Travail demandé:
Écrivez la suite du texte sur l’article 24 et le « cavalier » législatif, en reprenant juste après sa dernière phrase.

Texte fourni:

L’article 24 : un « cavalier » dont la route finira au Sénat

Un « cavalier » est une disposition législative qui figure dans un texte autre que dans celui qui devait être naturellement le sien.

« Cavalier » ou pas, l’article 24 a été voté avec le texte en première lecture à l’Assemblée nationale.

Je rappelle qu’il s’agit d’une proposition de loi qui comporterait, selon certains, un « cavalier » d’origine gouvernementale soit l’article 24 ; l’ensemble ayant été voté à une très grande majorité.

Là-dessus, il semble que le Premier ministre ait perdu la tête en évoquant la possibilité d’instituer une commission indépendante destinée à rédiger à nouveau un article paraît-il mal ficelé et susceptible d’être censuré par le Conseil constitutionnel.

Jean Castex a-t-il oublié qu’il vit dans une République certes présidentielle, mais également parlementaire ? Les deux présidents des assemblées le lui ont aussitôt rappelé.

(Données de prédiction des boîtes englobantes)
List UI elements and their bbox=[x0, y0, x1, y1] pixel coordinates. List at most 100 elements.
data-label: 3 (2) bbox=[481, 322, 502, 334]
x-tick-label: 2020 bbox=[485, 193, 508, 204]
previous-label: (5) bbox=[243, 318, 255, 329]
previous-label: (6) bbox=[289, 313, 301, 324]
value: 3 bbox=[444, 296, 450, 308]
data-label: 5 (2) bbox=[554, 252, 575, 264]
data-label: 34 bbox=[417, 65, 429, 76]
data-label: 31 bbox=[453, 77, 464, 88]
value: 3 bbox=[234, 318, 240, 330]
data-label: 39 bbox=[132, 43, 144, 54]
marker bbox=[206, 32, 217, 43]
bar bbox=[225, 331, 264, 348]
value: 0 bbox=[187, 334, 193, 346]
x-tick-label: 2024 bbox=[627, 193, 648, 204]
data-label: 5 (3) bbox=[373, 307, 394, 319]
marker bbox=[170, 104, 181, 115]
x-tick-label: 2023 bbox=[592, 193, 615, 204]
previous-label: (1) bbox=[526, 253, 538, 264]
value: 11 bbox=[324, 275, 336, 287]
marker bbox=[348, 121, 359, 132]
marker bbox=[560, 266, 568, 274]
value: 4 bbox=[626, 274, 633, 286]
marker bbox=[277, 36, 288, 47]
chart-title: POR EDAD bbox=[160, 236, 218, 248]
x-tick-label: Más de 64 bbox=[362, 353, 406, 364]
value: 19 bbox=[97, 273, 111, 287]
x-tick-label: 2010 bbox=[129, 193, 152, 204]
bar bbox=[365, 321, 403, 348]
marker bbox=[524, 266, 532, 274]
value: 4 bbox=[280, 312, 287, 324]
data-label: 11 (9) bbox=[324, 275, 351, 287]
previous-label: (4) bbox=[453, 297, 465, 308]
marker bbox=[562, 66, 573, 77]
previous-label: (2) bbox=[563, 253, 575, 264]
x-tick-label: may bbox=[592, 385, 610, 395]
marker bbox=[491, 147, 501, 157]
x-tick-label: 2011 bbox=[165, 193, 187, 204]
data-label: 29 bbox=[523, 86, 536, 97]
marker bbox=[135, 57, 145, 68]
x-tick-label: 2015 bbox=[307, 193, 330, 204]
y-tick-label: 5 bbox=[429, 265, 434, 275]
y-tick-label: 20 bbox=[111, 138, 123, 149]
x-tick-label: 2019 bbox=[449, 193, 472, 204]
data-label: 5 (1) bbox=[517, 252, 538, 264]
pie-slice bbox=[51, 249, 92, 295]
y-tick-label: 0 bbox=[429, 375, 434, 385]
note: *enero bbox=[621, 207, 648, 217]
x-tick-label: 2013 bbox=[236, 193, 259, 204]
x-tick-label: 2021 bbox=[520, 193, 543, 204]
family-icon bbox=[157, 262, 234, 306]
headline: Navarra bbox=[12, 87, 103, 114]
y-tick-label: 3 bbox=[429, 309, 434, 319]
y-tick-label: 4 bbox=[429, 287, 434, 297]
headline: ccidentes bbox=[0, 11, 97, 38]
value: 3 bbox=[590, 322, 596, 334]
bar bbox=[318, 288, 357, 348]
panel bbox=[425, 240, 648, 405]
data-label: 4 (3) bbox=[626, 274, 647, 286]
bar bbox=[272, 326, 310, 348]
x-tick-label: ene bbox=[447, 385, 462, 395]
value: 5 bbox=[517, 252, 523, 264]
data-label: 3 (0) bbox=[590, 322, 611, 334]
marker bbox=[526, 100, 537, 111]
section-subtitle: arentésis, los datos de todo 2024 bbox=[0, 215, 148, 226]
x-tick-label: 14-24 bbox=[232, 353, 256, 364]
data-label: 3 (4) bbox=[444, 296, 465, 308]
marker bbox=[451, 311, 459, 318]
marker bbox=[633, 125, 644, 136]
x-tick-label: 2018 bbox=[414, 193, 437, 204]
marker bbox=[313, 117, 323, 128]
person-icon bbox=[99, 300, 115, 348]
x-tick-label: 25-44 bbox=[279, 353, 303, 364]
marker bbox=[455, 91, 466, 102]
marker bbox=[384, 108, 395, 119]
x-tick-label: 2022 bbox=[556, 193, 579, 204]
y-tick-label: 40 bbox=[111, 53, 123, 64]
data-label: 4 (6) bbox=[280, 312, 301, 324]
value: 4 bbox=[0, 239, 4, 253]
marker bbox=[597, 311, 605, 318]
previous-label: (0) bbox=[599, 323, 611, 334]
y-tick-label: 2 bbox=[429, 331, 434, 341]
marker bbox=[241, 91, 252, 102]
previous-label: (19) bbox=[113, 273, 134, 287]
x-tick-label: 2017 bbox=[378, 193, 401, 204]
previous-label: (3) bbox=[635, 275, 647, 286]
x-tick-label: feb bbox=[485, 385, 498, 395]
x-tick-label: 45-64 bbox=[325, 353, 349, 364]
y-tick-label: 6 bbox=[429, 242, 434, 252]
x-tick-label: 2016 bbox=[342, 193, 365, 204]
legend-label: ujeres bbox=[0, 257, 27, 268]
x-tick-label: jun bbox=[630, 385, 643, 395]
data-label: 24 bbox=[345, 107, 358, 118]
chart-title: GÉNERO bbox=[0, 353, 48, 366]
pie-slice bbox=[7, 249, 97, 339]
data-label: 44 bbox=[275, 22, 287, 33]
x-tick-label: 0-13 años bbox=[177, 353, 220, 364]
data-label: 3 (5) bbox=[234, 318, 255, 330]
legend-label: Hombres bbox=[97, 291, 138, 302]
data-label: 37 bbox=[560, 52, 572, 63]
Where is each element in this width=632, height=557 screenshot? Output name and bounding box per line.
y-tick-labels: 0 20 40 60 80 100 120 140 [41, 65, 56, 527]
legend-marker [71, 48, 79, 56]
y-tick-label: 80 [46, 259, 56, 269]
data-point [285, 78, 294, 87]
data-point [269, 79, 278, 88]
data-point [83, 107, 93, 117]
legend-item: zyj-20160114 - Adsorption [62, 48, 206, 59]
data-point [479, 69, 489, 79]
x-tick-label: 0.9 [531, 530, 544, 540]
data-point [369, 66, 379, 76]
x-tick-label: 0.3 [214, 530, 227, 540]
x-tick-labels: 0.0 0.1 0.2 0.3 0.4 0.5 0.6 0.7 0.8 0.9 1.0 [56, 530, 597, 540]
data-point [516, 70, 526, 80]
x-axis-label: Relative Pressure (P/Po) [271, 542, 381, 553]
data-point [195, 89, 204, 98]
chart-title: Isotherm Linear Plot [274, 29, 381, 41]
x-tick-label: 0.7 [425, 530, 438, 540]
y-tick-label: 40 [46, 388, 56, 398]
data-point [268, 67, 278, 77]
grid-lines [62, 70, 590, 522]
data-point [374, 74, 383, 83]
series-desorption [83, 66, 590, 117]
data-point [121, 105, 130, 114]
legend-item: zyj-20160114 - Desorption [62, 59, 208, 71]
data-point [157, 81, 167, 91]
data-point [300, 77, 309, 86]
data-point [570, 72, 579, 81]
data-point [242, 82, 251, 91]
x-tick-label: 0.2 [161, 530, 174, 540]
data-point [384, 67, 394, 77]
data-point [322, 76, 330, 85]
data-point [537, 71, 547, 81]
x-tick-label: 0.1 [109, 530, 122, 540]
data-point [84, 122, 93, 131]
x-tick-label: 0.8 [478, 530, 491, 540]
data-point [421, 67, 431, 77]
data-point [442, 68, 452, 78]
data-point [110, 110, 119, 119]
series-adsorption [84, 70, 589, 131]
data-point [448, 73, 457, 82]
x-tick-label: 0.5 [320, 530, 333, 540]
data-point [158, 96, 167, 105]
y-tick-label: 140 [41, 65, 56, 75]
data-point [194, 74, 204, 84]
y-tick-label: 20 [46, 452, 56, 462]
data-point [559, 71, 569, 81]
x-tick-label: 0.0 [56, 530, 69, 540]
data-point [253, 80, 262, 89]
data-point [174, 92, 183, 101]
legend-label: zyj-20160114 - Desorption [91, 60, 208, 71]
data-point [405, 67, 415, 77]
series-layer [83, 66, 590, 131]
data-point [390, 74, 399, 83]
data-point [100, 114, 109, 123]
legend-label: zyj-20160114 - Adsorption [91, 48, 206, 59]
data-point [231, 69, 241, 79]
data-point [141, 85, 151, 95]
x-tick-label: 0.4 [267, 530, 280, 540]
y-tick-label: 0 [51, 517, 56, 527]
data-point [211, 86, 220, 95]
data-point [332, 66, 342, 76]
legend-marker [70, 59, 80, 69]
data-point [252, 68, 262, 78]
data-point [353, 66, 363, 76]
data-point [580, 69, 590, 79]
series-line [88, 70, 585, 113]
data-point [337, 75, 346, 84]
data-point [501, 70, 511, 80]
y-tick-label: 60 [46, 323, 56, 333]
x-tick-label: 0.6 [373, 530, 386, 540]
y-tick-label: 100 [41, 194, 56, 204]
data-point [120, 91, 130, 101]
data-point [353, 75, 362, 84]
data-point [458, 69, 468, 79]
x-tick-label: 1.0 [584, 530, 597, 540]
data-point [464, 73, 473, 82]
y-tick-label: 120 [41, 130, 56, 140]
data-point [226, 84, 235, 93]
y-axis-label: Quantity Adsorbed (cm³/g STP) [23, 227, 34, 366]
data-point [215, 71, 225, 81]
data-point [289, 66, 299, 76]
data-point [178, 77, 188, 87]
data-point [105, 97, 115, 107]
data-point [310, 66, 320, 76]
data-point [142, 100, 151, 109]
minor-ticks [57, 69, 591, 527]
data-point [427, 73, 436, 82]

Résultat de l’exercice:
Ce qui est voté en première lecture va au Sénat, endroit où se trouve tout ce qu’il faut pour corriger les écarts, rédiger en meilleurs textes et en apprécier la recevabilité.

Cette proposition de loi ne peut être qu’améliorée puisque tout le monde le demande et parce qu’elle sera entre les mains de la Commission des lois du Sénat, qui est ce qui se fait de mieux dans le domaine recherché.

Il est donc opportun, avant de réunir comités, commissions, cénacles et autres conseils, nés aussi bien qu’à naître, de suivre l’ordre constitutionnel des assemblées tel qu’il a été institué par la Ve République qui est toujours, à côté du Président, une République parlementaire.